GIVEN INSTRUCTION
Count the lines below that contain the word "calendar". Give only the number.

Figure data in JSON
— Start —
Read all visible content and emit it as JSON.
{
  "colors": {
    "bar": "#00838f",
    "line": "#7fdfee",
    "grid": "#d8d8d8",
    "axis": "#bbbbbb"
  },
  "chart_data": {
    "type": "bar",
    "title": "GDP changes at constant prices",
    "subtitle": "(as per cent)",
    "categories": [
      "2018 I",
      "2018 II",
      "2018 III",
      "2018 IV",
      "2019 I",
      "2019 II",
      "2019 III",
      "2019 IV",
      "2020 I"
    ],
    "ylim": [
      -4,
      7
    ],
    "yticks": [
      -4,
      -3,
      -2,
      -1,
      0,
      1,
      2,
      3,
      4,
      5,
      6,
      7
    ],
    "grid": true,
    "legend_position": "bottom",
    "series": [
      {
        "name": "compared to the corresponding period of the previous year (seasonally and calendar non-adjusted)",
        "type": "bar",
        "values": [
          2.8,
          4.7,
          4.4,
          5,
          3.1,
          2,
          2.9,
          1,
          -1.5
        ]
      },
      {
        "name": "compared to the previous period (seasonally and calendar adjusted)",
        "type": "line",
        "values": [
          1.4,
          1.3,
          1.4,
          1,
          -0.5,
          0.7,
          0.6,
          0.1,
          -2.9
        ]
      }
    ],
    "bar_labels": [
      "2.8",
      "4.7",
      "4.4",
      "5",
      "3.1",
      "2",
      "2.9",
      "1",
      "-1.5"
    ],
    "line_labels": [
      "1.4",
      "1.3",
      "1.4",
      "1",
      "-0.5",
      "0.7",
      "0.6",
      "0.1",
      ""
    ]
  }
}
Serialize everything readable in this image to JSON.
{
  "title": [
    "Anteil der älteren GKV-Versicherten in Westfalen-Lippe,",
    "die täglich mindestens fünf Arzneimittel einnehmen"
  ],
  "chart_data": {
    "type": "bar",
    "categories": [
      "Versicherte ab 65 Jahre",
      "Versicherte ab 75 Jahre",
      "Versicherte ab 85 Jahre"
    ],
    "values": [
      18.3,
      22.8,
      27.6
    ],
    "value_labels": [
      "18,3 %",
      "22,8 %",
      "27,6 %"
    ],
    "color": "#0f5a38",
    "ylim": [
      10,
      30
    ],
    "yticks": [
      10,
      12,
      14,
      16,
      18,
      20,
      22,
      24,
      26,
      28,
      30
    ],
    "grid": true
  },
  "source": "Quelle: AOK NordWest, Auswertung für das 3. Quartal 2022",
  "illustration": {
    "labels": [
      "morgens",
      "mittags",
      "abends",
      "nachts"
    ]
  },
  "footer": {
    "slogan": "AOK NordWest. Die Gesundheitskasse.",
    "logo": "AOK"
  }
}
— End —
COMPLETE OUTPUT
2